Instructions for the task
In how many lines does the string "EBIT" appear? Answer with the number only.

Data shown
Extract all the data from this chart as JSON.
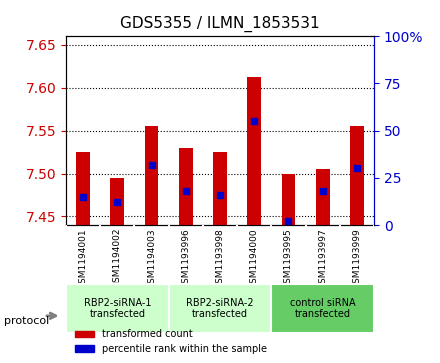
{
  "title": "GDS5355 / ILMN_1853531",
  "samples": [
    "GSM1194001",
    "GSM1194002",
    "GSM1194003",
    "GSM1193996",
    "GSM1193998",
    "GSM1194000",
    "GSM1193995",
    "GSM1193997",
    "GSM1193999"
  ],
  "red_values": [
    7.525,
    7.495,
    7.555,
    7.53,
    7.525,
    7.612,
    7.5,
    7.505,
    7.555
  ],
  "blue_values": [
    15,
    12,
    32,
    18,
    16,
    55,
    2,
    18,
    30
  ],
  "ylim_left": [
    7.44,
    7.66
  ],
  "ylim_right": [
    0,
    100
  ],
  "yticks_left": [
    7.45,
    7.5,
    7.55,
    7.6,
    7.65
  ],
  "yticks_right": [
    0,
    25,
    50,
    75,
    100
  ],
  "groups": [
    {
      "label": "RBP2-siRNA-1\ntransfected",
      "start": 0,
      "end": 3,
      "color": "#ccffcc"
    },
    {
      "label": "RBP2-siRNA-2\ntransfected",
      "start": 3,
      "end": 6,
      "color": "#ccffcc"
    },
    {
      "label": "control siRNA\ntransfected",
      "start": 6,
      "end": 9,
      "color": "#66cc66"
    }
  ],
  "protocol_label": "protocol",
  "red_color": "#cc0000",
  "blue_color": "#0000cc",
  "bar_width": 0.4,
  "bar_bottom": 7.44,
  "left_tick_color": "#cc0000",
  "right_tick_color": "#0000cc",
  "legend_red": "transformed count",
  "legend_blue": "percentile rank within the sample",
  "bg_color": "#e8e8e8",
  "group_separator_color": "#888888"
}
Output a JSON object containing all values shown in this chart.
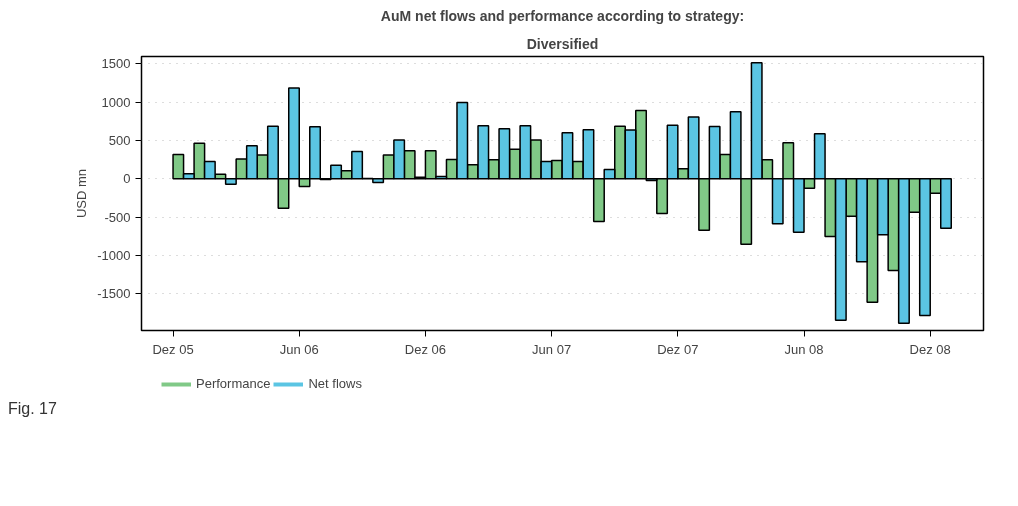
{
  "chart_data": {
    "type": "bar",
    "title": "AuM net flows and performance according to strategy:",
    "subtitle": "Diversified",
    "ylabel": "USD mn",
    "x": [
      "2005-12-16",
      "2006-01-16",
      "2006-02-16",
      "2006-03-16",
      "2006-04-16",
      "2006-05-16",
      "2006-06-16",
      "2006-07-16",
      "2006-08-16",
      "2006-09-16",
      "2006-10-16",
      "2006-11-16",
      "2006-12-16",
      "2007-01-16",
      "2007-02-16",
      "2007-03-16",
      "2007-04-16",
      "2007-05-16",
      "2007-06-16",
      "2007-07-16",
      "2007-08-16",
      "2007-09-16",
      "2007-10-16",
      "2007-11-16",
      "2007-12-16",
      "2008-01-16",
      "2008-02-16",
      "2008-03-16",
      "2008-04-16",
      "2008-05-16",
      "2008-06-16",
      "2008-07-16",
      "2008-08-16",
      "2008-09-16",
      "2008-10-16",
      "2008-11-16",
      "2008-12-16"
    ],
    "series": [
      {
        "name": "Performance",
        "color": "#80c987",
        "values": [
          318,
          465,
          61,
          257,
          309,
          -383,
          -100,
          -9,
          104,
          4,
          309,
          365,
          365,
          252,
          183,
          248,
          387,
          505,
          239,
          226,
          -557,
          687,
          892,
          -452,
          130,
          -670,
          318,
          -853,
          248,
          470,
          -122,
          -753,
          -487,
          -1610,
          -1196,
          -435,
          -187
        ]
      },
      {
        "name": "Net flows",
        "color": "#5bc5e3",
        "values": [
          65,
          226,
          -70,
          430,
          687,
          1183,
          679,
          178,
          357,
          -48,
          505,
          22,
          30,
          996,
          692,
          652,
          692,
          226,
          600,
          639,
          122,
          635,
          -22,
          700,
          805,
          683,
          874,
          1514,
          -587,
          -696,
          587,
          -1844,
          -1083,
          -731,
          -1883,
          -1784,
          -644
        ]
      }
    ],
    "xlim": [
      "2005-10-16",
      "2009-02-17"
    ],
    "xticks": [
      {
        "value": "2005-12",
        "label": "Dez 05"
      },
      {
        "value": "2006-06",
        "label": "Jun 06"
      },
      {
        "value": "2006-12",
        "label": "Dez 06"
      },
      {
        "value": "2007-06",
        "label": "Jun 07"
      },
      {
        "value": "2007-12",
        "label": "Dez 07"
      },
      {
        "value": "2008-06",
        "label": "Jun 08"
      },
      {
        "value": "2008-12",
        "label": "Dez 08"
      }
    ],
    "ylim": [
      -1978,
      1595
    ],
    "yticks": [
      -1500,
      -1000,
      -500,
      0,
      500,
      1000,
      1500
    ],
    "grid": "y",
    "legend": "bottom",
    "annotations": [
      "Fig. 17"
    ]
  }
}
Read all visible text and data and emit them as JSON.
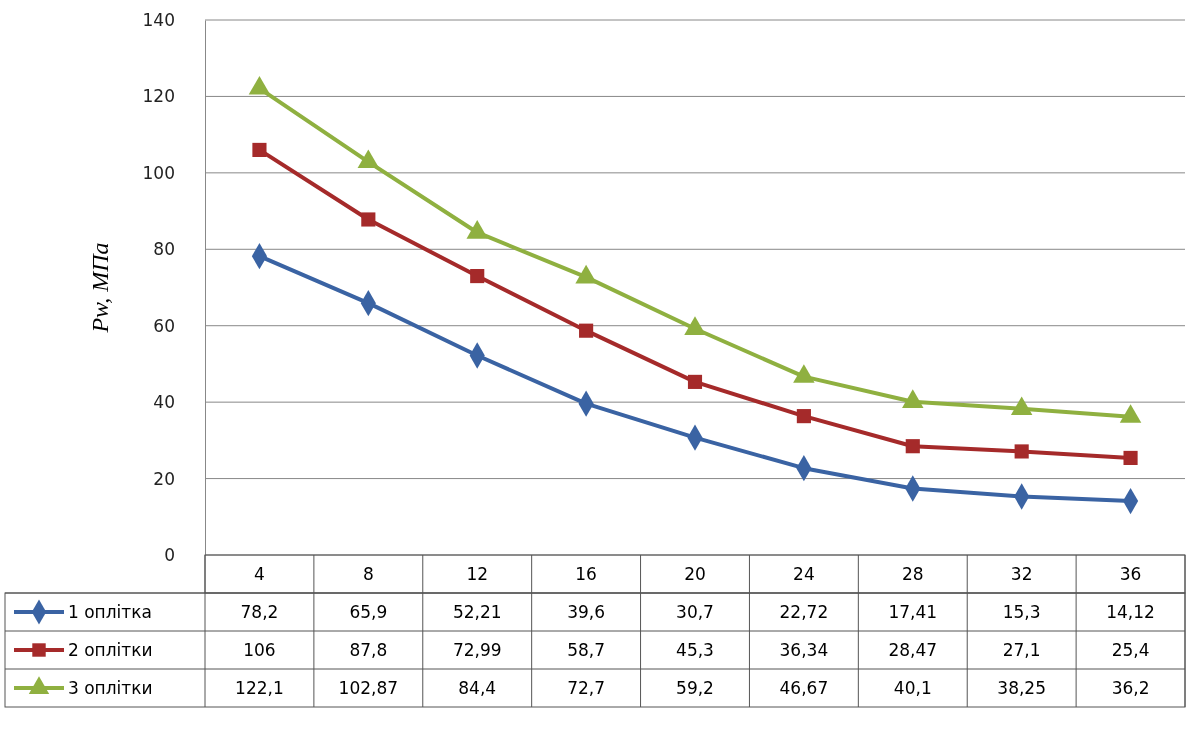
{
  "chart_data": {
    "type": "line",
    "ylabel": "Pw, МПа",
    "categories": [
      "4",
      "8",
      "12",
      "16",
      "20",
      "24",
      "28",
      "32",
      "36"
    ],
    "series": [
      {
        "name": "1 оплітка",
        "color": "#3a63a3",
        "marker": "diamond",
        "values": [
          78.2,
          65.9,
          52.21,
          39.6,
          30.7,
          22.72,
          17.41,
          15.3,
          14.12
        ],
        "value_labels": [
          "78,2",
          "65,9",
          "52,21",
          "39,6",
          "30,7",
          "22,72",
          "17,41",
          "15,3",
          "14,12"
        ]
      },
      {
        "name": "2 оплітки",
        "color": "#a52a2a",
        "marker": "square",
        "values": [
          106,
          87.8,
          72.99,
          58.7,
          45.3,
          36.34,
          28.47,
          27.1,
          25.4
        ],
        "value_labels": [
          "106",
          "87,8",
          "72,99",
          "58,7",
          "45,3",
          "36,34",
          "28,47",
          "27,1",
          "25,4"
        ]
      },
      {
        "name": "3 оплітки",
        "color": "#8fb040",
        "marker": "triangle",
        "values": [
          122.1,
          102.87,
          84.4,
          72.7,
          59.2,
          46.67,
          40.1,
          38.25,
          36.2
        ],
        "value_labels": [
          "122,1",
          "102,87",
          "84,4",
          "72,7",
          "59,2",
          "46,67",
          "40,1",
          "38,25",
          "36,2"
        ]
      }
    ],
    "ylim": [
      0,
      140
    ],
    "yticks": [
      0,
      20,
      40,
      60,
      80,
      100,
      120,
      140
    ],
    "grid": "y",
    "legend": "bottom",
    "line_style": "solid"
  }
}
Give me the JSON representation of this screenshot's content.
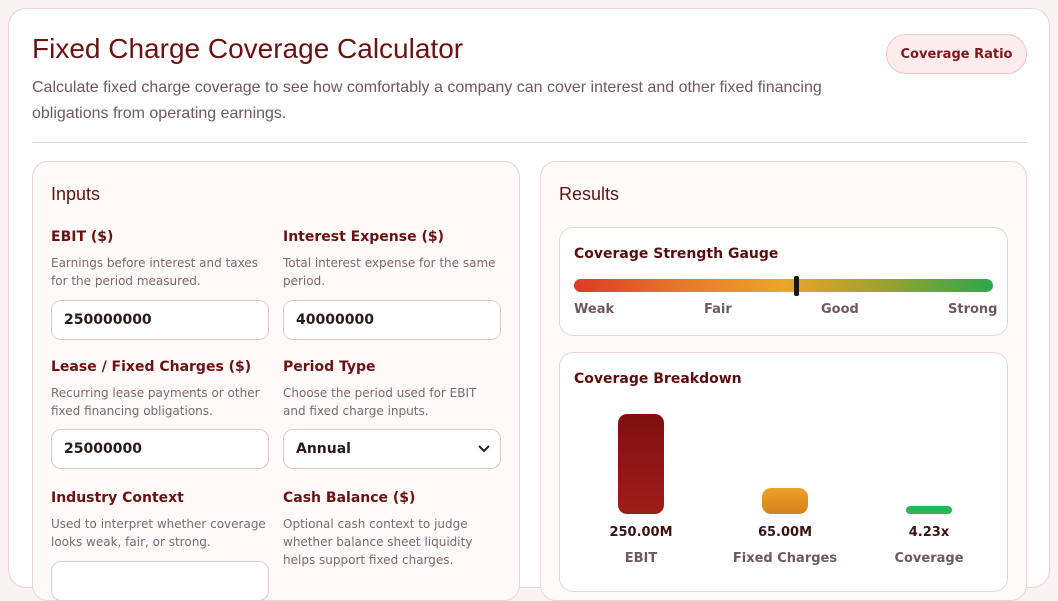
{
  "header": {
    "title": "Fixed Charge Coverage Calculator",
    "subtitle": "Calculate fixed charge coverage to see how comfortably a company can cover interest and other fixed financing obligations from operating earnings.",
    "badge": "Coverage Ratio"
  },
  "inputs": {
    "title": "Inputs",
    "fields": [
      {
        "label": "EBIT ($)",
        "help": "Earnings before interest and taxes for the period measured.",
        "value": "250000000"
      },
      {
        "label": "Interest Expense ($)",
        "help": "Total interest expense for the same period.",
        "value": "40000000"
      },
      {
        "label": "Lease / Fixed Charges ($)",
        "help": "Recurring lease payments or other fixed financing obligations.",
        "value": "25000000"
      },
      {
        "label": "Period Type",
        "help": "Choose the period used for EBIT and fixed charge inputs.",
        "value": "Annual"
      },
      {
        "label": "Industry Context",
        "help": "Used to interpret whether coverage looks weak, fair, or strong.",
        "value": ""
      },
      {
        "label": "Cash Balance ($)",
        "help": "Optional cash context to judge whether balance sheet liquidity helps support fixed charges.",
        "value": ""
      }
    ]
  },
  "results": {
    "title": "Results",
    "gauge": {
      "title": "Coverage Strength Gauge",
      "labels": [
        "Weak",
        "Fair",
        "Good",
        "Strong"
      ],
      "marker_fraction": 0.53
    },
    "breakdown": {
      "title": "Coverage Breakdown",
      "items": [
        {
          "value": "250.00M",
          "label": "EBIT",
          "color": "#8e1212"
        },
        {
          "value": "65.00M",
          "label": "Fixed Charges",
          "color": "#e0901f"
        },
        {
          "value": "4.23x",
          "label": "Coverage",
          "color": "#2bb55a"
        }
      ]
    }
  }
}
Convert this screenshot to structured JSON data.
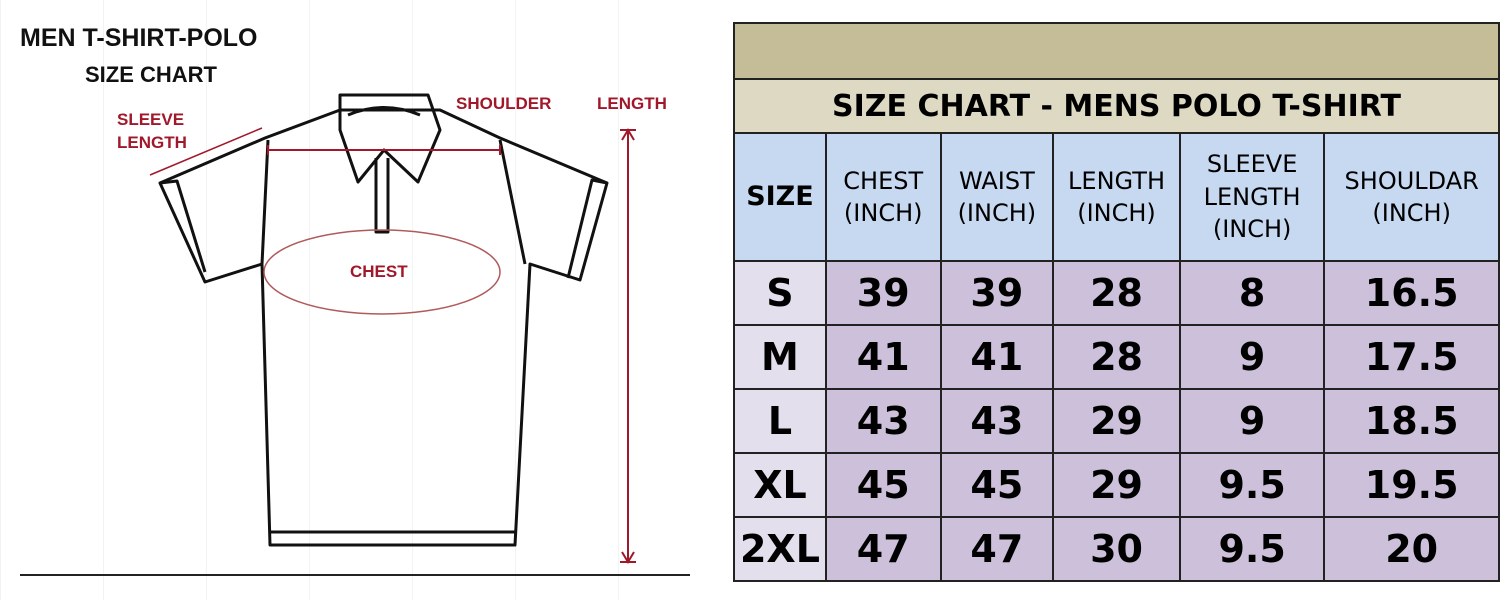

Exercise answer
3